Extract the records verbatim, starting at their first line and ending with the line containing "video-thumbnail[interactable]: ✖ Noviani", both included.

-------- Records for the exercise

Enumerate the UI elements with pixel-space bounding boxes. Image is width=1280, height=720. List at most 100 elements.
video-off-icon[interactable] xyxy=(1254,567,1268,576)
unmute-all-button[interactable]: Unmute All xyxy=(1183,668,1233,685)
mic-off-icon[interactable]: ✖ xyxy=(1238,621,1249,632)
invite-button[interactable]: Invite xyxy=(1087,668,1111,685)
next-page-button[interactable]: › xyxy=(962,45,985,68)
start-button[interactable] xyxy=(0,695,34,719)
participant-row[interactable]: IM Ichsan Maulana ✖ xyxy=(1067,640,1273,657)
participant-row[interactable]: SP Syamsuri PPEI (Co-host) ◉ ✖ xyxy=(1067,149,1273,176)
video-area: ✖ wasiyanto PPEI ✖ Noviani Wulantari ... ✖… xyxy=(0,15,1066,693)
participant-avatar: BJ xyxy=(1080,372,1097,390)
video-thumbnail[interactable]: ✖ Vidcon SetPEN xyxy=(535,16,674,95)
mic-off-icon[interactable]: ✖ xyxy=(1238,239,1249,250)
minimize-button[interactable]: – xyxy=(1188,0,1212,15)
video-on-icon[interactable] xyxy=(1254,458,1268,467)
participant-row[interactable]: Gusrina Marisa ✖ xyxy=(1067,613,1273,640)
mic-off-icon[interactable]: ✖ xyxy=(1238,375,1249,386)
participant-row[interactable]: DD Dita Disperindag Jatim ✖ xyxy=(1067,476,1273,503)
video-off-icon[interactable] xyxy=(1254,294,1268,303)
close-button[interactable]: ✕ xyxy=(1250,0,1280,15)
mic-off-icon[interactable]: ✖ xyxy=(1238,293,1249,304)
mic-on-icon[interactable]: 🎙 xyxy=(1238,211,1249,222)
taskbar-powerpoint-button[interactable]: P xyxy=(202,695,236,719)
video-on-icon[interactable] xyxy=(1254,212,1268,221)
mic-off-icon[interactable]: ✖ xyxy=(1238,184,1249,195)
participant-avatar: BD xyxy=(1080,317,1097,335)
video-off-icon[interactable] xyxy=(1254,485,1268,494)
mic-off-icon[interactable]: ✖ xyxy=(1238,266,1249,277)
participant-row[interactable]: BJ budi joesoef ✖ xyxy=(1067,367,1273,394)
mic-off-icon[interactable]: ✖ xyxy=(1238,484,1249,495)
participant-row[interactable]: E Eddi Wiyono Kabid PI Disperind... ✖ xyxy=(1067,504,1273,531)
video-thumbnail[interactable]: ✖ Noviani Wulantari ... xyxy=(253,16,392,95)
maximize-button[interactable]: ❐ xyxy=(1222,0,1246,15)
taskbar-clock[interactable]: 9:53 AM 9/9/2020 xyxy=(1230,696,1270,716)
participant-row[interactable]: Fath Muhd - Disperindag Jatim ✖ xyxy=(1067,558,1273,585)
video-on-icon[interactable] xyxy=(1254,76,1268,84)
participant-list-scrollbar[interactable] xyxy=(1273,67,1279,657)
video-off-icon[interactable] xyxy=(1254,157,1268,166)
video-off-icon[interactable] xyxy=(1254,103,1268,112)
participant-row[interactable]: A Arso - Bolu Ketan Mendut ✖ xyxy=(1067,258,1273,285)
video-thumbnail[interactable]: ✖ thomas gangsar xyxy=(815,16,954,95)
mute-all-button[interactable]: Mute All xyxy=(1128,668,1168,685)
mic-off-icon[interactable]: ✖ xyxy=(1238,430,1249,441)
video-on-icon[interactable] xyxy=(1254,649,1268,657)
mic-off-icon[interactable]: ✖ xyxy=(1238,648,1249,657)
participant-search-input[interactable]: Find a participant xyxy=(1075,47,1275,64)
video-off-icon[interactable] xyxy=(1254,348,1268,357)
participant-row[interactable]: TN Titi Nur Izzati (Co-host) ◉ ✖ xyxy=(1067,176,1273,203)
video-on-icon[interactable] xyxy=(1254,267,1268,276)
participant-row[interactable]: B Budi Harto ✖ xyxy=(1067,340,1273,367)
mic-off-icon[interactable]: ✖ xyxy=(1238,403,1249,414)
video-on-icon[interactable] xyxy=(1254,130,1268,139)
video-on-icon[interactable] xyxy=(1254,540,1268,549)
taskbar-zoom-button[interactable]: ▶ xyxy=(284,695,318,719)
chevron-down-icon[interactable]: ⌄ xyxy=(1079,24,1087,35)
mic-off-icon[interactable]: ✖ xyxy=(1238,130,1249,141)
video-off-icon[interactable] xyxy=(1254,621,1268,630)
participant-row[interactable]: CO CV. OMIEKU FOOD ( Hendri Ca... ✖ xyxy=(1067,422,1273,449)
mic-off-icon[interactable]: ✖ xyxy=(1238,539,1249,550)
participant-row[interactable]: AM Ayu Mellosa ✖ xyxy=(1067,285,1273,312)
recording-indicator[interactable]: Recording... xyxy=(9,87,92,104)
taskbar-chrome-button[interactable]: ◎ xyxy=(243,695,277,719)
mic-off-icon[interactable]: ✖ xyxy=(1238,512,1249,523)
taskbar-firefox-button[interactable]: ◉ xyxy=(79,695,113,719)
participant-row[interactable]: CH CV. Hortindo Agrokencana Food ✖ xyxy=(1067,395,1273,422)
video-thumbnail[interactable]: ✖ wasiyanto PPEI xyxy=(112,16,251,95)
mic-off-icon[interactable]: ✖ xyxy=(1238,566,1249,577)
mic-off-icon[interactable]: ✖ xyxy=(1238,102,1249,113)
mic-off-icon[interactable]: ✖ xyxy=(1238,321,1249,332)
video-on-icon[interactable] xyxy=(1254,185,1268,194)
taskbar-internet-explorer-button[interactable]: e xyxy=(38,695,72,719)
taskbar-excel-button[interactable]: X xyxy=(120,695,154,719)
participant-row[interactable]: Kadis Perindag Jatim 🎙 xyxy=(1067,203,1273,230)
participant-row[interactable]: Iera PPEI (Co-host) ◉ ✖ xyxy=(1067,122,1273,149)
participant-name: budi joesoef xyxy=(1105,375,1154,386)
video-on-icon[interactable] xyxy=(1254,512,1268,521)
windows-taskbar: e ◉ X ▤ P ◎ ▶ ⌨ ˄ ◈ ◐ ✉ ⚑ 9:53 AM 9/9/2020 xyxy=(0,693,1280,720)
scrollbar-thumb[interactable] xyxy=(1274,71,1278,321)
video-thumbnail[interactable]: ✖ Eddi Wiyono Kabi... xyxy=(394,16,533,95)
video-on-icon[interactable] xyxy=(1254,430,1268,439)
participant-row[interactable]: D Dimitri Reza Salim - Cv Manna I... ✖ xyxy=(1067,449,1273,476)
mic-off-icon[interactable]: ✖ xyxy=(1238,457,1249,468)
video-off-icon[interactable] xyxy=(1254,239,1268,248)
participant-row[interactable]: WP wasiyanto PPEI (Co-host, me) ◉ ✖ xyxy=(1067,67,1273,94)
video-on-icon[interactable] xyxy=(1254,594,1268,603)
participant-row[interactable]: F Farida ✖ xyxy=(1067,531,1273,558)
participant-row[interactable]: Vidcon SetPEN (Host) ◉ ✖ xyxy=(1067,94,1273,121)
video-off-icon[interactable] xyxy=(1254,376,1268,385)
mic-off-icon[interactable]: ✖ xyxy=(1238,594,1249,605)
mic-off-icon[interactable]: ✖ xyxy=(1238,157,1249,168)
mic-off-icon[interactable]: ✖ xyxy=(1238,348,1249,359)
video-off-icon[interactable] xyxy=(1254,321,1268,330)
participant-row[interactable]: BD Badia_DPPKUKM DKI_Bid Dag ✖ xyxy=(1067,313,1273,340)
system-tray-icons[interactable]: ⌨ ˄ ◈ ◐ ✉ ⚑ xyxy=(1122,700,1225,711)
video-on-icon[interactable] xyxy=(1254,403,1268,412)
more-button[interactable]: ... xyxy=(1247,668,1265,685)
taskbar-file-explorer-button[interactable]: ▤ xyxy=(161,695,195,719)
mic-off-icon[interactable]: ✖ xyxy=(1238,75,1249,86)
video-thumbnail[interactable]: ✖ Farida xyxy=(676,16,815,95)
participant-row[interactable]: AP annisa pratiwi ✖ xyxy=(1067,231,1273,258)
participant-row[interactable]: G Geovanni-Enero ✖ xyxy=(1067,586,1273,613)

----------------

* **Written solution**
Enumerate the UI elements with pixel-space bounding boxes. Image is width=1280, height=720. List at most 100 elements.
video-off-icon[interactable] xyxy=(1254,567,1268,576)
unmute-all-button[interactable]: Unmute All xyxy=(1183,668,1233,685)
mic-off-icon[interactable]: ✖ xyxy=(1238,621,1249,632)
invite-button[interactable]: Invite xyxy=(1087,668,1111,685)
next-page-button[interactable]: › xyxy=(962,45,985,68)
start-button[interactable] xyxy=(0,695,34,719)
participant-row[interactable]: IM Ichsan Maulana ✖ xyxy=(1067,640,1273,657)
participant-row[interactable]: SP Syamsuri PPEI (Co-host) ◉ ✖ xyxy=(1067,149,1273,176)
video-area: ✖ wasiyanto PPEI ✖ Noviani Wulantari ... ✖… xyxy=(0,15,1066,693)
participant-avatar: BJ xyxy=(1080,372,1097,390)
video-thumbnail[interactable]: ✖ Vidcon SetPEN xyxy=(535,16,674,95)
mic-off-icon[interactable]: ✖ xyxy=(1238,239,1249,250)
minimize-button[interactable]: – xyxy=(1188,0,1212,15)
video-on-icon[interactable] xyxy=(1254,458,1268,467)
participant-row[interactable]: Gusrina Marisa ✖ xyxy=(1067,613,1273,640)
mic-off-icon[interactable]: ✖ xyxy=(1238,375,1249,386)
participant-row[interactable]: DD Dita Disperindag Jatim ✖ xyxy=(1067,476,1273,503)
video-off-icon[interactable] xyxy=(1254,294,1268,303)
close-button[interactable]: ✕ xyxy=(1250,0,1280,15)
mic-off-icon[interactable]: ✖ xyxy=(1238,293,1249,304)
mic-on-icon[interactable]: 🎙 xyxy=(1238,211,1249,222)
taskbar-powerpoint-button[interactable]: P xyxy=(202,695,236,719)
video-on-icon[interactable] xyxy=(1254,212,1268,221)
mic-off-icon[interactable]: ✖ xyxy=(1238,184,1249,195)
participant-avatar: BD xyxy=(1080,317,1097,335)
video-off-icon[interactable] xyxy=(1254,485,1268,494)
mic-off-icon[interactable]: ✖ xyxy=(1238,266,1249,277)
participant-row[interactable]: BJ budi joesoef ✖ xyxy=(1067,367,1273,394)
mic-off-icon[interactable]: ✖ xyxy=(1238,484,1249,495)
participant-row[interactable]: E Eddi Wiyono Kabid PI Disperind... ✖ xyxy=(1067,504,1273,531)
video-thumbnail[interactable]: ✖ Noviani Wulantari ... xyxy=(253,16,392,95)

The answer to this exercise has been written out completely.